>> begin Records for this task

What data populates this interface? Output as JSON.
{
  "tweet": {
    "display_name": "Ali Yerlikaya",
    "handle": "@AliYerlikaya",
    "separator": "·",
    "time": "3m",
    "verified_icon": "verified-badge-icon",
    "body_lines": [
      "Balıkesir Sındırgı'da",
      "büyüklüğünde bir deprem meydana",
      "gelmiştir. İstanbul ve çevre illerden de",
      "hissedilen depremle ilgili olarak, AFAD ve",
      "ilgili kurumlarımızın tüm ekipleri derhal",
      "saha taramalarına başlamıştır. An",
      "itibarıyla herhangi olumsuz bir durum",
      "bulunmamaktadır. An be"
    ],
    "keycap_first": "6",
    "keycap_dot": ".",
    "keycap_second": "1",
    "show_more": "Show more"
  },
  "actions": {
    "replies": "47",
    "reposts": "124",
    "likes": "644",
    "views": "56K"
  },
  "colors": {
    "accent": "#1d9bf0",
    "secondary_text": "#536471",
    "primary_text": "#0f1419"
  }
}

>> end Records for this task

Print every line of the records exactly. Omit nothing.

Task answer:
What data populates this interface? Output as JSON.
{
  "tweet": {
    "display_name": "Ali Yerlikaya",
    "handle": "@AliYerlikaya",
    "separator": "·",
    "time": "3m",
    "verified_icon": "verified-badge-icon",
    "body_lines": [
      "Balıkesir Sındırgı'da",
      "büyüklüğünde bir deprem meydana",
      "gelmiştir. İstanbul ve çevre illerden de",
      "hissedilen depremle ilgili olarak, AFAD ve",
      "ilgili kurumlarımızın tüm ekipleri derhal",
      "saha taramalarına başlamıştır. An",
      "itibarıyla herhangi olumsuz bir durum",
      "bulunmamaktadır. An be"
    ],
    "keycap_first": "6",
    "keycap_dot": ".",
    "keycap_second": "1",
    "show_more": "Show more"
  },
  "actions": {
    "replies": "47",
    "reposts": "124",
    "likes": "644",
    "views": "56K"
  },
  "colors": {
    "accent": "#1d9bf0",
    "secondary_text": "#536471",
    "primary_text": "#0f1419"
  }
}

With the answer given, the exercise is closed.